Report, word for word, every line of the material that contains "ročně".

━━━ Data excerpts

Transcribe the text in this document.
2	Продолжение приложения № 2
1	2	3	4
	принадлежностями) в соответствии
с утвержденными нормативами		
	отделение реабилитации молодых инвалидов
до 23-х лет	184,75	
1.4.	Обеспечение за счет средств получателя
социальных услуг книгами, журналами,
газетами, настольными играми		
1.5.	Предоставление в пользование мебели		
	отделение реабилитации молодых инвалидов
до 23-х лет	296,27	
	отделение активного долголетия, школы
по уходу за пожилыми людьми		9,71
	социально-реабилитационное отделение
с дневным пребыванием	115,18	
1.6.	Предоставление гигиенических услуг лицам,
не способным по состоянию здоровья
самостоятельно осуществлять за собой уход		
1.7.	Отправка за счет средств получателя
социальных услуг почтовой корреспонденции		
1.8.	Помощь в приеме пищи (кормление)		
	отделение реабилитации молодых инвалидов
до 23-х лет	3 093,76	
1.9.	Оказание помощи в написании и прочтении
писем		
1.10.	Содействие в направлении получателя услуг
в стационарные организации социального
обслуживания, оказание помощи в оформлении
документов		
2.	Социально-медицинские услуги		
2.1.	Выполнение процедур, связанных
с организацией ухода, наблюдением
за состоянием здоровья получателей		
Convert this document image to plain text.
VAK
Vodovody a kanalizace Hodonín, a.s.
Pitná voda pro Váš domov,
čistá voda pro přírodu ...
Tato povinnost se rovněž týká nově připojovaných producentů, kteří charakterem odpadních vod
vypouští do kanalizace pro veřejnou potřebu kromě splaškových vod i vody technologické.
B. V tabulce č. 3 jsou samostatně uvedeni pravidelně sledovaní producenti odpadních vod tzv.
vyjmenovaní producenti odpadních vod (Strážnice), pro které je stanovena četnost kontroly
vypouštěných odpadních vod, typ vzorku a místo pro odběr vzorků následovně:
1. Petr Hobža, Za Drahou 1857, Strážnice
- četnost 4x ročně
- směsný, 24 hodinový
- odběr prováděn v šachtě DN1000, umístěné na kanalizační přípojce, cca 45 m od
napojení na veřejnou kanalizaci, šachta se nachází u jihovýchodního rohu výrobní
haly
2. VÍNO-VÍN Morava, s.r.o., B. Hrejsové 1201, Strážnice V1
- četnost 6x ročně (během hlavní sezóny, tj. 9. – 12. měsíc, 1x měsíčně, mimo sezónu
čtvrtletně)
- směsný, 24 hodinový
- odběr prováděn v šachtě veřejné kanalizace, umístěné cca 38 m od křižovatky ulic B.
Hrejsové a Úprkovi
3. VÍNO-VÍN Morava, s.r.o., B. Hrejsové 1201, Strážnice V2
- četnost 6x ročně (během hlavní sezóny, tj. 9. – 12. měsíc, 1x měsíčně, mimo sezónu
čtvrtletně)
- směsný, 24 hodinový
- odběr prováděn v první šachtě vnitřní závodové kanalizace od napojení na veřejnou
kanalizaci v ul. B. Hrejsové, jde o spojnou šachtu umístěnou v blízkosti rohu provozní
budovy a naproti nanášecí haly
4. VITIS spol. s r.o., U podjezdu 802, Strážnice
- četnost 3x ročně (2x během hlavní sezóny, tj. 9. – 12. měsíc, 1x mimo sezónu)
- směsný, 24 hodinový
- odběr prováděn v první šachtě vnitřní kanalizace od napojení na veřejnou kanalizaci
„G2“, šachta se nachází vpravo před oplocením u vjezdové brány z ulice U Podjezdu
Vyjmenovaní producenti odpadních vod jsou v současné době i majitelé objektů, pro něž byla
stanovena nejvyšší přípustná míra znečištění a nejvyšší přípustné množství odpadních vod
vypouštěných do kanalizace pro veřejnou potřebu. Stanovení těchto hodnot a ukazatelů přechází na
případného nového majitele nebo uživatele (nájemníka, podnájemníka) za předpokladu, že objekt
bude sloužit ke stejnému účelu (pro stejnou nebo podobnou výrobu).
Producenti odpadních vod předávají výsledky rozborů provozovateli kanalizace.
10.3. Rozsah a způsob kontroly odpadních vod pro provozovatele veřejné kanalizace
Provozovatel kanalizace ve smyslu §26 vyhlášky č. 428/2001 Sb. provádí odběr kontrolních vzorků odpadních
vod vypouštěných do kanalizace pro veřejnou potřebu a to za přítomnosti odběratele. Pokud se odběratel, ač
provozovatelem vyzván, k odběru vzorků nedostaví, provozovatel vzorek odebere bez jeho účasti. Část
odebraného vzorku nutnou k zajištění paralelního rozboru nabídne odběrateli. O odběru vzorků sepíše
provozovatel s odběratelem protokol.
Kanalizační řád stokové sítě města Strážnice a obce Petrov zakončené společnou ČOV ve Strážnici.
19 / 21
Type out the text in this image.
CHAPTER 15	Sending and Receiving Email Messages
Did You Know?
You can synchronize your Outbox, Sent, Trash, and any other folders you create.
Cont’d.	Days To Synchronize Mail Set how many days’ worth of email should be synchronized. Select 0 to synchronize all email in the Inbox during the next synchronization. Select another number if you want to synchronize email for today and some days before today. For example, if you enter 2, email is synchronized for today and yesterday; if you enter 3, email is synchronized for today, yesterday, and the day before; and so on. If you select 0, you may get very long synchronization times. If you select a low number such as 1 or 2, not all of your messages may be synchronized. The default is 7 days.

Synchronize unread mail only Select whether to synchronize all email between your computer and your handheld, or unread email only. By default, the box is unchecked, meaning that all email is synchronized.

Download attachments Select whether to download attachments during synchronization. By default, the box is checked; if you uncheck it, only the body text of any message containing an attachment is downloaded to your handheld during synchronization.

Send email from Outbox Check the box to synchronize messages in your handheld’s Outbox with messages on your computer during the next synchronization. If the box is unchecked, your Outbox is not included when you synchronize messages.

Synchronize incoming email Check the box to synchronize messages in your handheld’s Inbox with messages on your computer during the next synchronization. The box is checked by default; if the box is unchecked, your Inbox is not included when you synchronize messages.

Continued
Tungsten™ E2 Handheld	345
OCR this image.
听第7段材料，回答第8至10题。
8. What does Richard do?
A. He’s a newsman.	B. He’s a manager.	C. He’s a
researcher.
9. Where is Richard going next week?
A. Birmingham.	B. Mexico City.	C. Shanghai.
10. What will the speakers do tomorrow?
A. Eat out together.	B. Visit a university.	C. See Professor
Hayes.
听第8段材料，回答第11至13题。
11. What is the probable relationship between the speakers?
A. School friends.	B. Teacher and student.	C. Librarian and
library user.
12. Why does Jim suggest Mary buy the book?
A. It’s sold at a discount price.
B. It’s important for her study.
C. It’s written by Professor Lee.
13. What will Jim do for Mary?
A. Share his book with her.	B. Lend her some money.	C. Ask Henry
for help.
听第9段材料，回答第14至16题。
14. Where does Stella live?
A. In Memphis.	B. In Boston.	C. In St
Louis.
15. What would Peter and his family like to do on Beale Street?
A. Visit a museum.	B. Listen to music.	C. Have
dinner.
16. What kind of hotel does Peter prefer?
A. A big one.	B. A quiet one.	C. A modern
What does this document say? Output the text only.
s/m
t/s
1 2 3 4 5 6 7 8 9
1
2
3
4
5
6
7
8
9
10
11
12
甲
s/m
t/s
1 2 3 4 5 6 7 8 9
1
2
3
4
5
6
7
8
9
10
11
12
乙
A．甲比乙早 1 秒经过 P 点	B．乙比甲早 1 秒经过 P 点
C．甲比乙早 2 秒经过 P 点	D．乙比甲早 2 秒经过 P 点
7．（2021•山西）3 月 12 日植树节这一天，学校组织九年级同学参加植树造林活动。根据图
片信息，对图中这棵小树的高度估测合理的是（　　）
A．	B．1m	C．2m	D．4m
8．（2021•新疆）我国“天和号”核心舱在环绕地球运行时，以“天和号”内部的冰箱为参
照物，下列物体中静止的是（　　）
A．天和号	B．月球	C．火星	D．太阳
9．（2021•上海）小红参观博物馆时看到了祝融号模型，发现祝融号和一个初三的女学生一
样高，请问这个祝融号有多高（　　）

━━━━━━

The solution -
- četnost 4x ročně
- četnost 6x ročně (během hlavní sezóny, tj. 9. – 12. měsíc, 1x měsíčně, mimo sezónu
- četnost 6x ročně (během hlavní sezóny, tj. 9. – 12. měsíc, 1x měsíčně, mimo sezónu
- četnost 3x ročně (2x během hlavní sezóny, tj. 9. – 12. měsíc, 1x mimo sezónu)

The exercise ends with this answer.